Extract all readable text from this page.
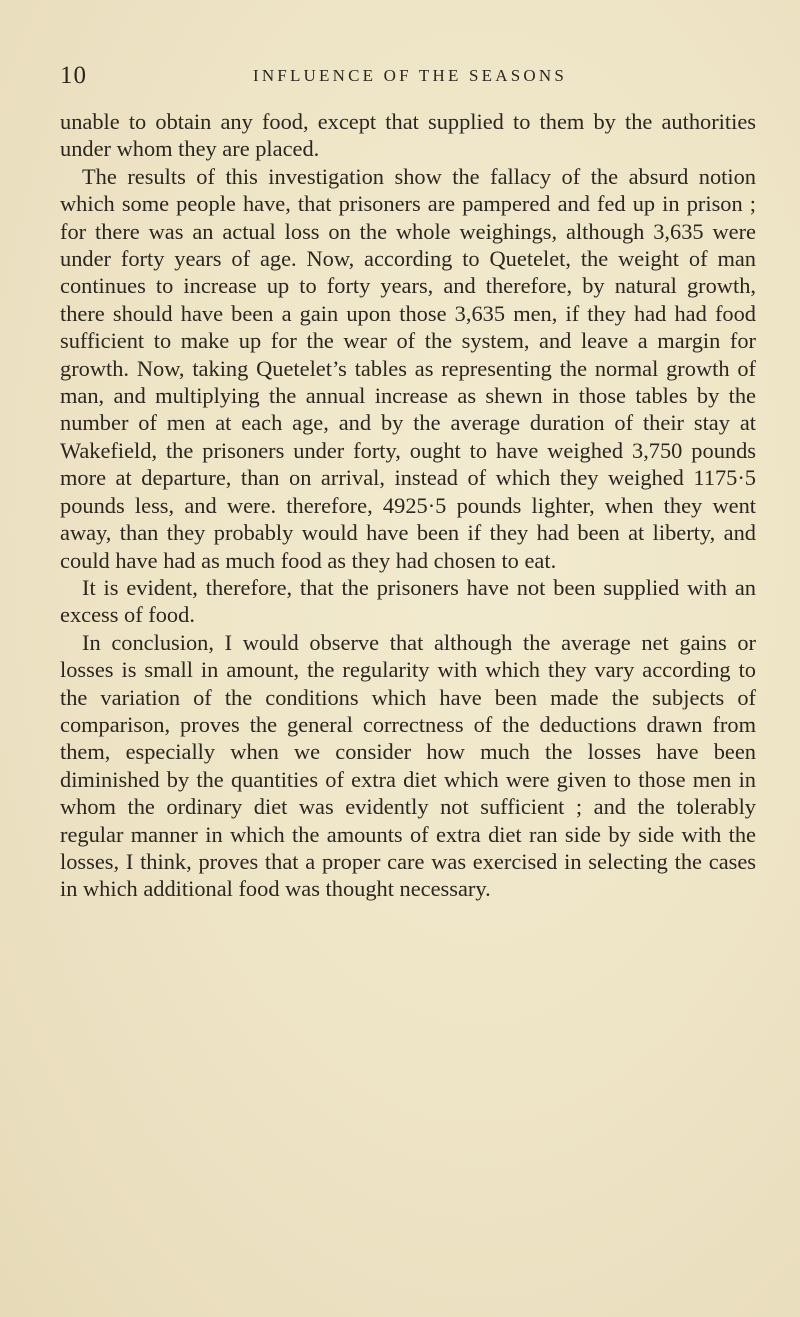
10	INFLUENCE OF THE SEASONS

unable to obtain any food, except that supplied to them by the authorities under whom they are placed.

The results of this investigation show the fallacy of the absurd notion which some people have, that prisoners are pampered and fed up in prison ; for there was an actual loss on the whole weighings, although 3,635 were under forty years of age. Now, according to Quetelet, the weight of man continues to increase up to forty years, and therefore, by natural growth, there should have been a gain upon those 3,635 men, if they had had food sufficient to make up for the wear of the system, and leave a margin for growth. Now, taking Quetelet’s tables as representing the normal growth of man, and multiplying the annual increase as shewn in those tables by the number of men at each age, and by the average duration of their stay at Wakefield, the prisoners under forty, ought to have weighed 3,750 pounds more at departure, than on arrival, instead of which they weighed 1175·5 pounds less, and were. therefore, 4925·5 pounds lighter, when they went away, than they probably would have been if they had been at liberty, and could have had as much food as they had chosen to eat.

It is evident, therefore, that the prisoners have not been supplied with an excess of food.

In conclusion, I would observe that although the average net gains or losses is small in amount, the regularity with which they vary according to the variation of the conditions which have been made the subjects of comparison, proves the general correctness of the deductions drawn from them, especially when we consider how much the losses have been diminished by the quantities of extra diet which were given to those men in whom the ordinary diet was evidently not sufficient ; and the tolerably regular manner in which the amounts of extra diet ran side by side with the losses, I think, proves that a proper care was exercised in selecting the cases in which additional food was thought necessary.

◇ ◇ ◇ ◇

| Your objective |
For the listing above, identify each line bearing "supplied".

| Problem solution |
unable to obtain any food, except that supplied to them by the authorities under whom they are placed.
It is evident, therefore, that the prisoners have not been supplied with an excess of food.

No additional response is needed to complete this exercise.